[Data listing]
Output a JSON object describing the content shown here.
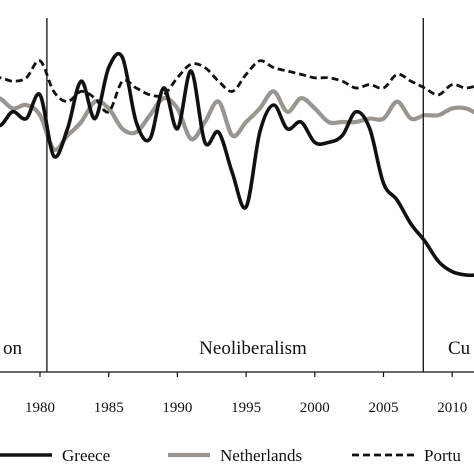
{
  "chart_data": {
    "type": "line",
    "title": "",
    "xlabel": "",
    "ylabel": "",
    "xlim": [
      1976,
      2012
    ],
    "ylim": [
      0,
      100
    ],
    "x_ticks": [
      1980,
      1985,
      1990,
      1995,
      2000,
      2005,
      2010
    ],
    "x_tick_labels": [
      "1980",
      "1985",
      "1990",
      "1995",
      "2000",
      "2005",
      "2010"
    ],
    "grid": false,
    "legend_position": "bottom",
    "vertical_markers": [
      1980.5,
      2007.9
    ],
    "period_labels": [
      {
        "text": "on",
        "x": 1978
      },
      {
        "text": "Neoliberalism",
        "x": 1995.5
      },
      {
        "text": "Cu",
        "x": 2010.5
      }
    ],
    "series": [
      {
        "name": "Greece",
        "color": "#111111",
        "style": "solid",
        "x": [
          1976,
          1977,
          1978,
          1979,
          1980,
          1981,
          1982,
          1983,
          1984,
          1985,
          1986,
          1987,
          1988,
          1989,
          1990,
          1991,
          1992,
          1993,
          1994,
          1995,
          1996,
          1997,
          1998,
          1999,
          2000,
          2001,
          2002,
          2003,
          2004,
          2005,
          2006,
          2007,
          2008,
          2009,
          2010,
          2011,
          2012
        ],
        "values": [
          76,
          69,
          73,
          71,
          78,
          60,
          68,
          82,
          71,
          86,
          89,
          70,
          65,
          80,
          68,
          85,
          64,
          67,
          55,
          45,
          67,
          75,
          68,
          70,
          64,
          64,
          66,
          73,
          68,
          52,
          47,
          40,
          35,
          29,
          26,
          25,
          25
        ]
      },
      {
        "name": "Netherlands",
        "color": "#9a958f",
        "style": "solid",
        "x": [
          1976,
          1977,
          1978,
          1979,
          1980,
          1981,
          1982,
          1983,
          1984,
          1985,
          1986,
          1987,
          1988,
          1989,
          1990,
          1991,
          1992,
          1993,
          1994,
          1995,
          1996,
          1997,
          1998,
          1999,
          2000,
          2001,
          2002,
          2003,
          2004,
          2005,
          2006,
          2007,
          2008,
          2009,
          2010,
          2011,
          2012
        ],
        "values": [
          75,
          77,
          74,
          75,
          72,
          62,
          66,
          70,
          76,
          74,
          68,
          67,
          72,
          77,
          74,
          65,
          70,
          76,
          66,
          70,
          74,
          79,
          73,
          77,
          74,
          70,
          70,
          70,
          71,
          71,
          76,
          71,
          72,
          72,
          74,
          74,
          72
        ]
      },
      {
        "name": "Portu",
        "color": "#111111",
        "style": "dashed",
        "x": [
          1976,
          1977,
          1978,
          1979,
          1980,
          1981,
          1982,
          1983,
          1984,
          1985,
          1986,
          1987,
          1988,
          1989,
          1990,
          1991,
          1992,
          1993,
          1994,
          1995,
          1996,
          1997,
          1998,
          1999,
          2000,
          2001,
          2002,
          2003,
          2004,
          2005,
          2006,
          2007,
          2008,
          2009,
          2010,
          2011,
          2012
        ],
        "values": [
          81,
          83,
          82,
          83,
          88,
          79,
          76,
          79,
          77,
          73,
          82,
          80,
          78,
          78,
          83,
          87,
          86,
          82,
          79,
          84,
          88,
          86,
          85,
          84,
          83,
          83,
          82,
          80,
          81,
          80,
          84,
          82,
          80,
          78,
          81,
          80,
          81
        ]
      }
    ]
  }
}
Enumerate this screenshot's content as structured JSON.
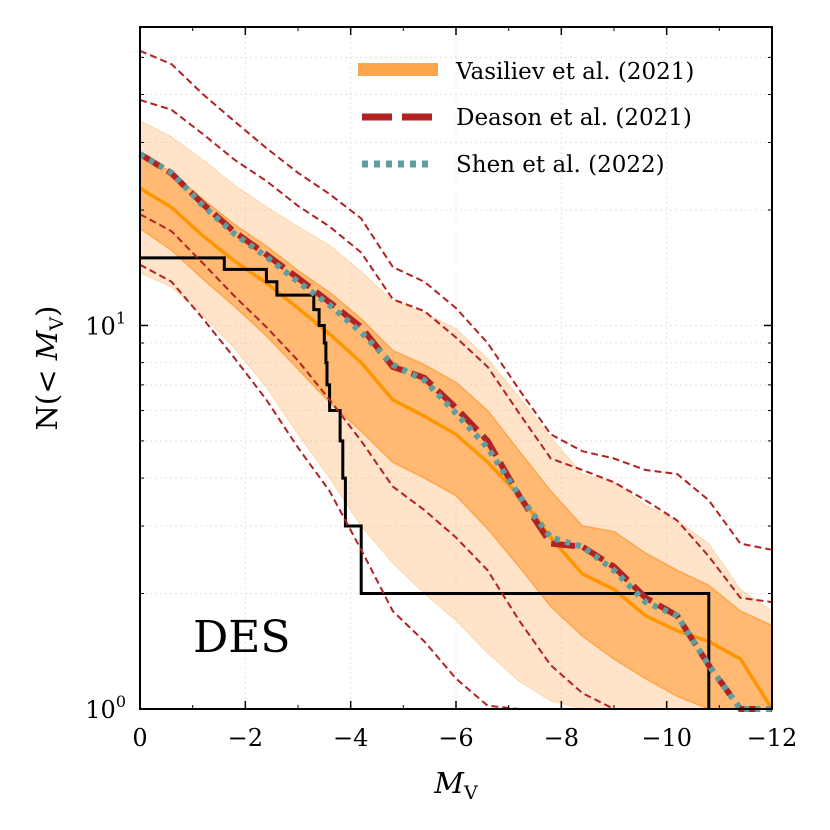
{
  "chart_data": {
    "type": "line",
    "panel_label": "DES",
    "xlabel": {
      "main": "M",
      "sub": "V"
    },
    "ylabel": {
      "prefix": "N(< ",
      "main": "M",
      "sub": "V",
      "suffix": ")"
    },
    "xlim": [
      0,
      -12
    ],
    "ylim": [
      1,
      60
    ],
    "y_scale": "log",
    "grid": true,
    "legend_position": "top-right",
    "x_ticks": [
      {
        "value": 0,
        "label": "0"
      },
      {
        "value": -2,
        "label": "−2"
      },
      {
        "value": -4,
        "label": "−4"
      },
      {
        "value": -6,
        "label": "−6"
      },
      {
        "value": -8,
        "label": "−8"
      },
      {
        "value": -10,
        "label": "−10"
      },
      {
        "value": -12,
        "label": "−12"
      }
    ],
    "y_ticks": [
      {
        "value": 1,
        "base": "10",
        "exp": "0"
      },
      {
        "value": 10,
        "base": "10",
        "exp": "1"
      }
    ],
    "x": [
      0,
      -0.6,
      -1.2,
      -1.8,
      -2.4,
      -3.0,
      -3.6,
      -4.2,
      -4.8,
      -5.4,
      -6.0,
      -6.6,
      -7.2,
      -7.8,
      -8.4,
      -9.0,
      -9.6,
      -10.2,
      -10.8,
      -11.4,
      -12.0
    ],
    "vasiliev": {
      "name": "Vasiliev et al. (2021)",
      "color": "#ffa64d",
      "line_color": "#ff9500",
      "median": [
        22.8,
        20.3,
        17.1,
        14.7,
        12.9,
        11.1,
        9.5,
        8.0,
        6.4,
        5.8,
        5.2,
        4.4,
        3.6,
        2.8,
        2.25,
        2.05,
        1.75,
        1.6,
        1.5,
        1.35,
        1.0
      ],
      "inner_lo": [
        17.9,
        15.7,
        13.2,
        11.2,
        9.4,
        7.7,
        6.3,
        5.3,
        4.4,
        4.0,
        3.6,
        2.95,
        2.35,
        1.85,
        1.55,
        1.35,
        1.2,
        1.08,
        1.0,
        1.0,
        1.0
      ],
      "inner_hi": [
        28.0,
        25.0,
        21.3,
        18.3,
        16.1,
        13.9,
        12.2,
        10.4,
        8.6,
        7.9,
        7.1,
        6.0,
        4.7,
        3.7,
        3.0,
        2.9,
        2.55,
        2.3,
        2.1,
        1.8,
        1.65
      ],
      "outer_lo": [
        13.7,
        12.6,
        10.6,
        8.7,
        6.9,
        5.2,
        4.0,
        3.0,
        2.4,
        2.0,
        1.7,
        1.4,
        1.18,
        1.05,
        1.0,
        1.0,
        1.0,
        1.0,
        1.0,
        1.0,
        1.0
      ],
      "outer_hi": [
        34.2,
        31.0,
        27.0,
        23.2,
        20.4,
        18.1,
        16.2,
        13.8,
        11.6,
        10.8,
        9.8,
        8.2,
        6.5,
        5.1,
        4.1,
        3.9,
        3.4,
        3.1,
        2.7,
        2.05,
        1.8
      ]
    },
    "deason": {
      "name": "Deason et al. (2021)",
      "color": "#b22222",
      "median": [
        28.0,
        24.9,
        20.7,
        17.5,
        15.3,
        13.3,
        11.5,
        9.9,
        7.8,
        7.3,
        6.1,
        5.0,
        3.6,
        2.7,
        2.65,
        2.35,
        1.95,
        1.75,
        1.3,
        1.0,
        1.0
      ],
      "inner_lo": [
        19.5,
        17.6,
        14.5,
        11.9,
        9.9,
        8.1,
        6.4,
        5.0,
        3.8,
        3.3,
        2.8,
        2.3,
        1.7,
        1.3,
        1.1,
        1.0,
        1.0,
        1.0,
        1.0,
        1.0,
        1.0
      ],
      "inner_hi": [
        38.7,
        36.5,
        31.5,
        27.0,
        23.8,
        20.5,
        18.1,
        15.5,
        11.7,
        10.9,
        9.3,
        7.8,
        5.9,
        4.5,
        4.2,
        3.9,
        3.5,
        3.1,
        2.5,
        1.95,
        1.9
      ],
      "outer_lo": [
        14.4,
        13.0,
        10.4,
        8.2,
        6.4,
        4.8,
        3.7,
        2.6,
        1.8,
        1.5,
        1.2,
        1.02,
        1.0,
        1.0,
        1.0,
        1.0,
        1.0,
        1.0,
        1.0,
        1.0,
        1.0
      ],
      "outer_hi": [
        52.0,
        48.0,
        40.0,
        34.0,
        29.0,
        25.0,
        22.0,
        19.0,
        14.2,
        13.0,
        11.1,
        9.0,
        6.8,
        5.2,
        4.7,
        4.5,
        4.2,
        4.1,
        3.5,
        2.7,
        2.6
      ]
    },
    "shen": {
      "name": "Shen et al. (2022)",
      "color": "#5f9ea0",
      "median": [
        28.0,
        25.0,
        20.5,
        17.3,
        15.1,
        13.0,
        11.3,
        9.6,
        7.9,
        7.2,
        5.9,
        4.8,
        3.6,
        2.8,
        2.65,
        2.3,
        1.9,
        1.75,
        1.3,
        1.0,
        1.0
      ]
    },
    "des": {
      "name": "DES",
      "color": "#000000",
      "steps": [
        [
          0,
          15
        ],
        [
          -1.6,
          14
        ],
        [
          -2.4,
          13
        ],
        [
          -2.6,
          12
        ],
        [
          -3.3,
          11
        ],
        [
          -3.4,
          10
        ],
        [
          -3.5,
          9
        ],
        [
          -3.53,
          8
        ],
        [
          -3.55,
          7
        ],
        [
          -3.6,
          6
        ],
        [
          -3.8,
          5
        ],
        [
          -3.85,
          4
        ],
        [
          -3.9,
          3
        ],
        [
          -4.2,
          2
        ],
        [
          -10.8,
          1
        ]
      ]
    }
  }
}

* * *

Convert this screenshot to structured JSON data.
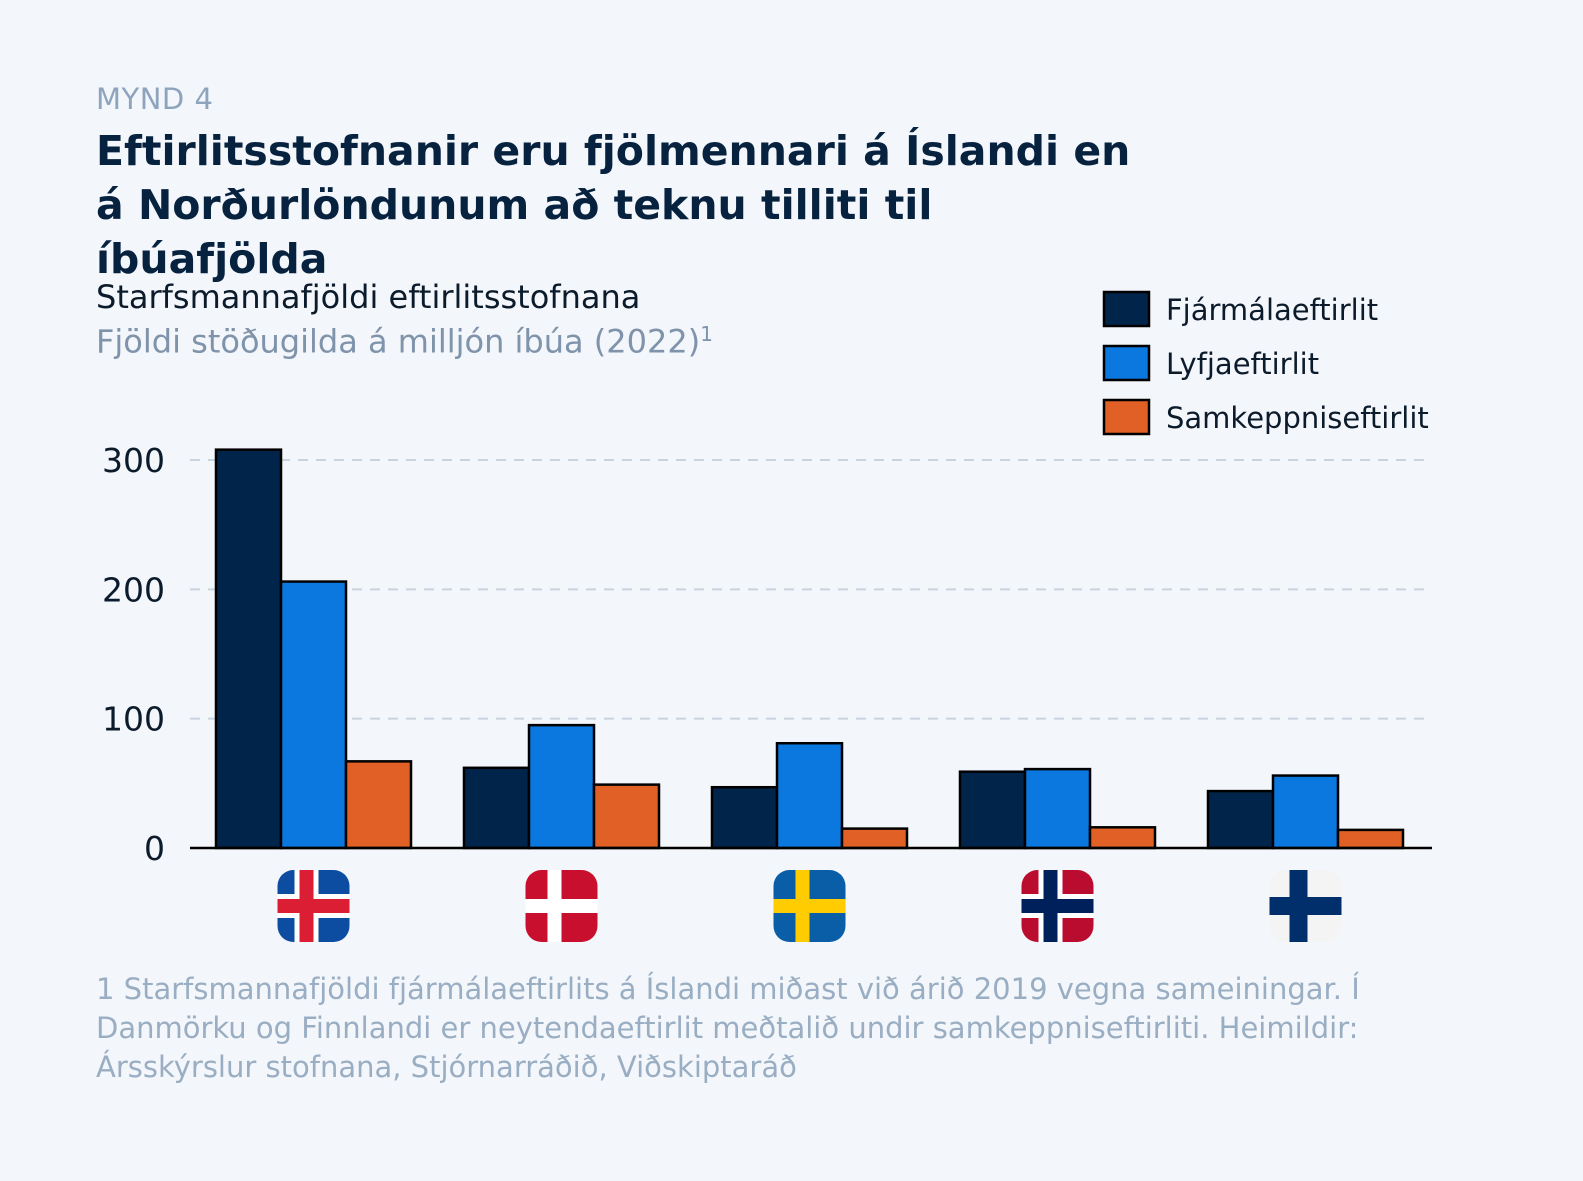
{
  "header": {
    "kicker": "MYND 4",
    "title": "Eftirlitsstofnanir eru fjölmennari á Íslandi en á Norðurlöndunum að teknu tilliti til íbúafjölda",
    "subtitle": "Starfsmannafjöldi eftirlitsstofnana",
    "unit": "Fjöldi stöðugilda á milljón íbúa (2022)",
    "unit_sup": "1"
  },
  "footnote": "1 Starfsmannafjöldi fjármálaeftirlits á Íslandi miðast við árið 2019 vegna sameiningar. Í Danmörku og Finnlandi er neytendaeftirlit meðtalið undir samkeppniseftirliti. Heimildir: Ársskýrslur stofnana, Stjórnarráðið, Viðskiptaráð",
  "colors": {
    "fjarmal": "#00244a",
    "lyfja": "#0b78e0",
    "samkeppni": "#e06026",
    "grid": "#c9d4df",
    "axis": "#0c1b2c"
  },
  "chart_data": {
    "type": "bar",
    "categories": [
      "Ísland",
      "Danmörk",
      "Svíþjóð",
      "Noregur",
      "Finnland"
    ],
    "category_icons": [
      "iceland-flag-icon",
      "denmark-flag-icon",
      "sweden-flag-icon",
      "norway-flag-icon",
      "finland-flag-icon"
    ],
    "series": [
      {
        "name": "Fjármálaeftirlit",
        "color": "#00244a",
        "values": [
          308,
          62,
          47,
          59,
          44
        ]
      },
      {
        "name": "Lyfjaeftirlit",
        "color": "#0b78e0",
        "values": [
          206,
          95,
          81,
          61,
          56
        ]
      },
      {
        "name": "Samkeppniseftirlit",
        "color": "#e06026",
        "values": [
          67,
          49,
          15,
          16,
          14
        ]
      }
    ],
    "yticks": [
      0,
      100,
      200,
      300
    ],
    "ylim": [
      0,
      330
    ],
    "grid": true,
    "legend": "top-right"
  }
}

● **THE PROBLEM**: Take every line from the data above that holds "structured" and copy it out.

● **OUTPUT BELOW**:
Enumerate this screenshot's content as structured JSON.
Convert this screenshot to structured JSON data.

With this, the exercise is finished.